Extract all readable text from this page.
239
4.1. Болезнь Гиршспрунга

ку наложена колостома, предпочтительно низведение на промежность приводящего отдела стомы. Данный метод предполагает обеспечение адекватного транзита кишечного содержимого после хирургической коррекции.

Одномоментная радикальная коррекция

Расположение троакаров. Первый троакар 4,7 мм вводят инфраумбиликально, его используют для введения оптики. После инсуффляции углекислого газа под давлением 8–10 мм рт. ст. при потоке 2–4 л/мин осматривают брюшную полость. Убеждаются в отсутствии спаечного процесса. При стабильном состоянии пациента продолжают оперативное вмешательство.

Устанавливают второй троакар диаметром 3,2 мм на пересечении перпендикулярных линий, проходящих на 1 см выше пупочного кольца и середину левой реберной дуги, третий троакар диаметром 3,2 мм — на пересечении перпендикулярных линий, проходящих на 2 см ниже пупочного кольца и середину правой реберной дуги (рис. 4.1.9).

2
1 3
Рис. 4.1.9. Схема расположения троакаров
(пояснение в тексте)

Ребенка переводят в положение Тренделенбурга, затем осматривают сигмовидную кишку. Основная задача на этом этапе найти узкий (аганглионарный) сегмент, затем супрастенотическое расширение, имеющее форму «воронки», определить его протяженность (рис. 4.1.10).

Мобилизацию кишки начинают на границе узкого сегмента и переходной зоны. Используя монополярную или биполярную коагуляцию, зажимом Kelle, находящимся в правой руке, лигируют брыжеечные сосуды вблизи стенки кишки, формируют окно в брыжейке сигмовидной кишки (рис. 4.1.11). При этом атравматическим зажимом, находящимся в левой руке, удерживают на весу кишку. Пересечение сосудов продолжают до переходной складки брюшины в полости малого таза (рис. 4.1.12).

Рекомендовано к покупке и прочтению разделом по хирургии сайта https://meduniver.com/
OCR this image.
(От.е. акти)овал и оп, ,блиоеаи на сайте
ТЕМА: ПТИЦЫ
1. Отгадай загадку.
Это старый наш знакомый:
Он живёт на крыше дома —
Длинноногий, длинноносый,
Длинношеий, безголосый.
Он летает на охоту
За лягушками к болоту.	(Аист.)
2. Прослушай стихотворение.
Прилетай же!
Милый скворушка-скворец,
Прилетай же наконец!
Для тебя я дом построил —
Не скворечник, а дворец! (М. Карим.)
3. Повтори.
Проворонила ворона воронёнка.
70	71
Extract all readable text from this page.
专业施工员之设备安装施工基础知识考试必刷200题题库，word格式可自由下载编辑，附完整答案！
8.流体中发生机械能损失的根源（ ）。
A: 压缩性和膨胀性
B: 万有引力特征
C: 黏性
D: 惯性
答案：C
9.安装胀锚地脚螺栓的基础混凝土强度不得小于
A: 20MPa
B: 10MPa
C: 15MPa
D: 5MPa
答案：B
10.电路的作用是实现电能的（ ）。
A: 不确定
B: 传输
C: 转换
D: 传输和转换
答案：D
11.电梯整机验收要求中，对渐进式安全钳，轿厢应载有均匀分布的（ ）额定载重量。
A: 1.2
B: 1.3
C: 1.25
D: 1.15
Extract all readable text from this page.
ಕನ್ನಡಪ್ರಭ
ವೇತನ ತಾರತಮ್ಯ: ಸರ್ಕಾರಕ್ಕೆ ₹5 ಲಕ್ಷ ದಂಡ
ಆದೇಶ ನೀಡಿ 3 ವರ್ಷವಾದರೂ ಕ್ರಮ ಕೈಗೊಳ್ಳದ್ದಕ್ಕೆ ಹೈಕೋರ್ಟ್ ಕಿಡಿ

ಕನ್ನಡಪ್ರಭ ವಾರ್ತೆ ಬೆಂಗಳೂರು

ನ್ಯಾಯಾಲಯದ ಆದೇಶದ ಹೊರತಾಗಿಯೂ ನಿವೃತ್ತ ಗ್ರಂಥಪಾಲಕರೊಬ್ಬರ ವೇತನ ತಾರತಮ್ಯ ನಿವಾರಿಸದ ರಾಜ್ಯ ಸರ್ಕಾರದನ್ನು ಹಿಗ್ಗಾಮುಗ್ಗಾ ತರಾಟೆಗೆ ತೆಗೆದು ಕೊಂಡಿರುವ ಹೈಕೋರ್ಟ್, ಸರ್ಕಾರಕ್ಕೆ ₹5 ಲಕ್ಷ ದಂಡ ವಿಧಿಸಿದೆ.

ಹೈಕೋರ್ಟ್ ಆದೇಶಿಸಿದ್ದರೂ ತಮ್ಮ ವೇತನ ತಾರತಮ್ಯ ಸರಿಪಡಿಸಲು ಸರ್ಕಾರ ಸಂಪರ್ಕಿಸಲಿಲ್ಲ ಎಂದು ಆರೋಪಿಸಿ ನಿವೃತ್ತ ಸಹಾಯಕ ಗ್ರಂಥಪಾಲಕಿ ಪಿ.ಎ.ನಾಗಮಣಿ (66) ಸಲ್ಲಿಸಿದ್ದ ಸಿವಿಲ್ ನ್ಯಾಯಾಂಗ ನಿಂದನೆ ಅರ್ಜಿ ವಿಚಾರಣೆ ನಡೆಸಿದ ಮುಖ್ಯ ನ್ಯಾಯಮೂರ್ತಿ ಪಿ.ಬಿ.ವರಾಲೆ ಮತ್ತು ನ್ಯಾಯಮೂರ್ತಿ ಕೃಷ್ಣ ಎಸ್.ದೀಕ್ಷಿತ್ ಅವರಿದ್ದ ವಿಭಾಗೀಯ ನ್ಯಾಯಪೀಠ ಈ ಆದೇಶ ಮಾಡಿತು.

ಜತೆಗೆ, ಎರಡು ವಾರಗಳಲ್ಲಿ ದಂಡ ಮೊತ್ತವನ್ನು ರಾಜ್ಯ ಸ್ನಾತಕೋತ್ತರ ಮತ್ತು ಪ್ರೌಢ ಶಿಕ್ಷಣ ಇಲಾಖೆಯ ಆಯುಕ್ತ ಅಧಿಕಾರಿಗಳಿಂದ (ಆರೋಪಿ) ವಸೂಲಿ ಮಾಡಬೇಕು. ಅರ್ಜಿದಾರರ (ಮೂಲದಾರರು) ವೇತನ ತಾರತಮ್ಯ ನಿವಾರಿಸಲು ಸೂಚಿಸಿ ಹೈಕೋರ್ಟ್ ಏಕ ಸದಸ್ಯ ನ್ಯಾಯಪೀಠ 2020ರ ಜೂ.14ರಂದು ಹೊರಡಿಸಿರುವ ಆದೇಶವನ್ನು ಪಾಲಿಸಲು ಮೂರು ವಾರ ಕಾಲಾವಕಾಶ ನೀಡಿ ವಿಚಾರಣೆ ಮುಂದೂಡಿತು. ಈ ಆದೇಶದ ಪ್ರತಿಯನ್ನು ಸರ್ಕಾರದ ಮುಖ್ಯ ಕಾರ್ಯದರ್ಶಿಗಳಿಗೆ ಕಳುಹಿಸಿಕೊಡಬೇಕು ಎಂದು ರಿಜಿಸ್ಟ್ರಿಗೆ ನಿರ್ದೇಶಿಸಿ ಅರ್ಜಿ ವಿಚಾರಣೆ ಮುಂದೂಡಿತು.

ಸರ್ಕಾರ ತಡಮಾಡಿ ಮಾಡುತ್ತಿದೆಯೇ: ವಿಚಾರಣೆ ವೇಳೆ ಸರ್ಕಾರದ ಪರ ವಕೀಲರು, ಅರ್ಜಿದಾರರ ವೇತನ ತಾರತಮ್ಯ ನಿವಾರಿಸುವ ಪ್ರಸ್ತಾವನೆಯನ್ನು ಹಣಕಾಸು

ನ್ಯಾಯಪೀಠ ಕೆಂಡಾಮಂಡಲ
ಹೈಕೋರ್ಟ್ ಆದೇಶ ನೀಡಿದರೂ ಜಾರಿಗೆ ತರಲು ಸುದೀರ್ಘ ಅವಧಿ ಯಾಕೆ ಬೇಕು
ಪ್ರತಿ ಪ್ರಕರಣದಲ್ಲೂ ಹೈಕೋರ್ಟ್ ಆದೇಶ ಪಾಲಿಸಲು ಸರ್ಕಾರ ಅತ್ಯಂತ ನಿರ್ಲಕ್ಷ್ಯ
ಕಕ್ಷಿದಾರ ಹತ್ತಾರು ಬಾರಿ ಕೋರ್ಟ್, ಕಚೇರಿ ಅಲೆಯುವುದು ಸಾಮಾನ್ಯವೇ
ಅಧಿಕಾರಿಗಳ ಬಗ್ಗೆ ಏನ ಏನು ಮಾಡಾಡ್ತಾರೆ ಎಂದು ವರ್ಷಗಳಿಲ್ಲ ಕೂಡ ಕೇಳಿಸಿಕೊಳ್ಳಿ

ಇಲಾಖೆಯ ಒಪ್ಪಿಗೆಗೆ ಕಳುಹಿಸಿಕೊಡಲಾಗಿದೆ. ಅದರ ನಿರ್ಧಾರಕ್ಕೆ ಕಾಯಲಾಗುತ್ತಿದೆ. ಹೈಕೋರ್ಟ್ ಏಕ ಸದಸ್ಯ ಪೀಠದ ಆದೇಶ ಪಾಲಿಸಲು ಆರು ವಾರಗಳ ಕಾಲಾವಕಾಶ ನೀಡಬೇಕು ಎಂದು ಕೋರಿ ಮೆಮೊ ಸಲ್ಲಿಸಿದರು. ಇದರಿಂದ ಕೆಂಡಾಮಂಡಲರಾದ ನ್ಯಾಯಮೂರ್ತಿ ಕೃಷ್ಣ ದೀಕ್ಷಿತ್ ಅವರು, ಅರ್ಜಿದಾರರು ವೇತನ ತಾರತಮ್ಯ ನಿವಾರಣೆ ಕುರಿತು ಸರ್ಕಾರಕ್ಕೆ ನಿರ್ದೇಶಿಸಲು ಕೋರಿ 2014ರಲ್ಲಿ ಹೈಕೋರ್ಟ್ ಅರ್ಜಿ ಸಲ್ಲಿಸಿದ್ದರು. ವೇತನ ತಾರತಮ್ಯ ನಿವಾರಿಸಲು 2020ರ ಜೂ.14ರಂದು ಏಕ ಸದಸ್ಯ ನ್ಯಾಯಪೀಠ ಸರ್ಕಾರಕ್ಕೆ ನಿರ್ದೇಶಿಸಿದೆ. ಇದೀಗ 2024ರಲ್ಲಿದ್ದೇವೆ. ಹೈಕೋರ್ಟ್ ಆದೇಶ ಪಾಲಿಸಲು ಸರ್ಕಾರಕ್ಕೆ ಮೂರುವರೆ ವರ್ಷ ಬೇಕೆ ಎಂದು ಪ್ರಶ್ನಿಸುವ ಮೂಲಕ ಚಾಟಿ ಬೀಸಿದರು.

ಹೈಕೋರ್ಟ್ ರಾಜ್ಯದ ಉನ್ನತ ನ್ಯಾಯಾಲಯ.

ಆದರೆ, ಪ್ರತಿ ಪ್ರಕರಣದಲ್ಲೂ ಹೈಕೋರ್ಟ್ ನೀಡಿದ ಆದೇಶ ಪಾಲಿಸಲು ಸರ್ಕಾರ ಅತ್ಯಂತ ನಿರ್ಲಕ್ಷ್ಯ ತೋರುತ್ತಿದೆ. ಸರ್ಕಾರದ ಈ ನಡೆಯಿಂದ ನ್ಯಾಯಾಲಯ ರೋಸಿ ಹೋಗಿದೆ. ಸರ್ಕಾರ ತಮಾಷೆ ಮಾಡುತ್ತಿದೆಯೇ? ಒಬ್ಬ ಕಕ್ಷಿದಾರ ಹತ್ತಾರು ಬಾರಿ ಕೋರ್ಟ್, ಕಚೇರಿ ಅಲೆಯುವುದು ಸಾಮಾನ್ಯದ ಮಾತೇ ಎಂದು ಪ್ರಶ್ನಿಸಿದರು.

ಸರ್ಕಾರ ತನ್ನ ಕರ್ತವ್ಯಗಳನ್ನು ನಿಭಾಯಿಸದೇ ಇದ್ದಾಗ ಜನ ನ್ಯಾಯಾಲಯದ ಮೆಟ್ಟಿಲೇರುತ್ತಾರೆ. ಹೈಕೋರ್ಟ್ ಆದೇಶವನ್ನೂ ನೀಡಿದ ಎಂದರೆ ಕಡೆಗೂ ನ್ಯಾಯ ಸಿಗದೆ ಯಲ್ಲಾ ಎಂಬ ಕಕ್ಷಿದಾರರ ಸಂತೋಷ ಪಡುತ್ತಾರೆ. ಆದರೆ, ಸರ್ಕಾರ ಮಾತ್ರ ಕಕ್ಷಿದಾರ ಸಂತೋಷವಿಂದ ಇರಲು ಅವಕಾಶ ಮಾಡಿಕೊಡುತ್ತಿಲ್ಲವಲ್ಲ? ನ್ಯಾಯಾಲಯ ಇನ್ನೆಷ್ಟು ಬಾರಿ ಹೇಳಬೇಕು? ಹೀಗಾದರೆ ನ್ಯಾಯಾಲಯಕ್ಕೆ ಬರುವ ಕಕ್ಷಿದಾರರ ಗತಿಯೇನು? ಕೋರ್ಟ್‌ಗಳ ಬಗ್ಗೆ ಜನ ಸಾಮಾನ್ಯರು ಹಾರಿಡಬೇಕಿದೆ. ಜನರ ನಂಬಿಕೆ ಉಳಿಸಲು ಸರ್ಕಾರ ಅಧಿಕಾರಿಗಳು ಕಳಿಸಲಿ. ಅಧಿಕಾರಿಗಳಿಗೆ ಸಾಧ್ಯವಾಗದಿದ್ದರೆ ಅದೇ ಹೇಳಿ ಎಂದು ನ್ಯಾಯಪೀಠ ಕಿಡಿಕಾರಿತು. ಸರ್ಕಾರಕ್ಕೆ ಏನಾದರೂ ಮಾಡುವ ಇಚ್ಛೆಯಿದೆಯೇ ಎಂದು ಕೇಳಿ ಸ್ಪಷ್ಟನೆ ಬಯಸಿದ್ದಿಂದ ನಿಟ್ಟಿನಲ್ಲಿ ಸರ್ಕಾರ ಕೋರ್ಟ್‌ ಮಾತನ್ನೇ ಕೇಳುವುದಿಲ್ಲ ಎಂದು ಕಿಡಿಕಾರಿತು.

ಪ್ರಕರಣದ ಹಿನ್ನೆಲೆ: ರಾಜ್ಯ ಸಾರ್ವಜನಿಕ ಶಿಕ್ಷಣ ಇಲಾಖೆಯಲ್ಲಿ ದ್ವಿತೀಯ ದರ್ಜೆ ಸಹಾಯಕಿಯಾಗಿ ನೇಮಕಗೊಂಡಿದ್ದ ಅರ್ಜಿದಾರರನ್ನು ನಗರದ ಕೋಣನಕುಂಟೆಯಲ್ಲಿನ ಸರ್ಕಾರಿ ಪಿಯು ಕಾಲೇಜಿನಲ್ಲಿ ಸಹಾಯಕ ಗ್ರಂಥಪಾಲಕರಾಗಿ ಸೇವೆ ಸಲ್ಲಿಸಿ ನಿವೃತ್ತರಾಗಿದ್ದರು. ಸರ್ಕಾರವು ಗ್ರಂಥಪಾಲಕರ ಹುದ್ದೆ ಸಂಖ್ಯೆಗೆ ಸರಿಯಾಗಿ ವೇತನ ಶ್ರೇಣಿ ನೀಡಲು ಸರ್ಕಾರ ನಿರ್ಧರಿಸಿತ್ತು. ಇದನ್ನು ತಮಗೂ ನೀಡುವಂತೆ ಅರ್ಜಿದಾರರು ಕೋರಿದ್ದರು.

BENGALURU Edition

* CHALLENGE *
What is the number of lines that hold the string "ರಕರಣದಲ"? Reply with that number alone.

* WORKED ANSWER *
2